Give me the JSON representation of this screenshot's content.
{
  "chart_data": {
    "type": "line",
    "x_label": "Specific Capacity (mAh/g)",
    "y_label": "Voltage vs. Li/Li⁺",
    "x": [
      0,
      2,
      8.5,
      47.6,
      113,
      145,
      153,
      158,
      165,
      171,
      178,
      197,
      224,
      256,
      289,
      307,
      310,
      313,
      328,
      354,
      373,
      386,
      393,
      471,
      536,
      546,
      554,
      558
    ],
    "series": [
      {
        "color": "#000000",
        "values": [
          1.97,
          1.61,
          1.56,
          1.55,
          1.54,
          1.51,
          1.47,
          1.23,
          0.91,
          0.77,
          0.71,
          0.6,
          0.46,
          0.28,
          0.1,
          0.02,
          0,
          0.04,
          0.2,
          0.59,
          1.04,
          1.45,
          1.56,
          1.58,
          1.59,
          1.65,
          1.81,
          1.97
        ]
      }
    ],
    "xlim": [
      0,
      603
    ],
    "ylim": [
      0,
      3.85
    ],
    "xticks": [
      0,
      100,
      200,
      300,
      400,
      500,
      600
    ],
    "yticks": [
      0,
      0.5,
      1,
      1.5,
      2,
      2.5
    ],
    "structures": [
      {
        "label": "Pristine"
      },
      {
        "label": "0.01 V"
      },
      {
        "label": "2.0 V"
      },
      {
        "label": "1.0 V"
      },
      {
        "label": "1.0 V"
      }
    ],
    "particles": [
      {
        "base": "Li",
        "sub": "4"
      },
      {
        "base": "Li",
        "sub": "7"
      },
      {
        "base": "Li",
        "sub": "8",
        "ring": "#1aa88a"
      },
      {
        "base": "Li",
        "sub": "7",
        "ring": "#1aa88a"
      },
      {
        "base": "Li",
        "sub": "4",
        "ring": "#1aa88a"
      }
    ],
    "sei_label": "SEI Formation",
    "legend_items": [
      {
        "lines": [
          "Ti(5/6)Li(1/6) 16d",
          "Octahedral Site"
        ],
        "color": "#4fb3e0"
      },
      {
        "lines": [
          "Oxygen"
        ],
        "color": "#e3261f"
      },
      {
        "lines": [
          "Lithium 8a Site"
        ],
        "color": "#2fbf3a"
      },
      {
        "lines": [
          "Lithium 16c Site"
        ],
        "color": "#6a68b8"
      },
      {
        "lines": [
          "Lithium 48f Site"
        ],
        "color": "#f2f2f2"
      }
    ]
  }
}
==*==
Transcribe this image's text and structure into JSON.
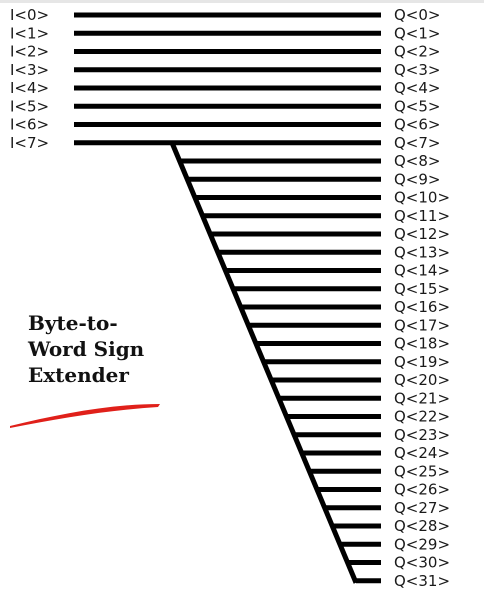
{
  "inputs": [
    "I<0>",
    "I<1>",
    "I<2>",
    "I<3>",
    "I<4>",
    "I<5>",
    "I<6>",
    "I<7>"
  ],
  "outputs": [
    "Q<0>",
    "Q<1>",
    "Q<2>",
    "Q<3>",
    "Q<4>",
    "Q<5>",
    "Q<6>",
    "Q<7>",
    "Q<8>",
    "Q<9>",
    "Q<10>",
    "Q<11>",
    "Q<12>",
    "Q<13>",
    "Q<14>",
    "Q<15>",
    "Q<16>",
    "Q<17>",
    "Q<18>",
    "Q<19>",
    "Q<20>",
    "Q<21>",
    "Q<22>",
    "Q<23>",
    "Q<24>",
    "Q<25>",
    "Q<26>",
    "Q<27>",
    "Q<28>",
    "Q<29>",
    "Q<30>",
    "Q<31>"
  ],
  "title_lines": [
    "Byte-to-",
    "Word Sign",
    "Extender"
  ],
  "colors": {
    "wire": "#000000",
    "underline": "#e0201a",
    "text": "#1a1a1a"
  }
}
==*==
_What the exercise asks:_ Write down the number of lines where the word "Lithium" appears, and nothing further.

_Written solution:_ 3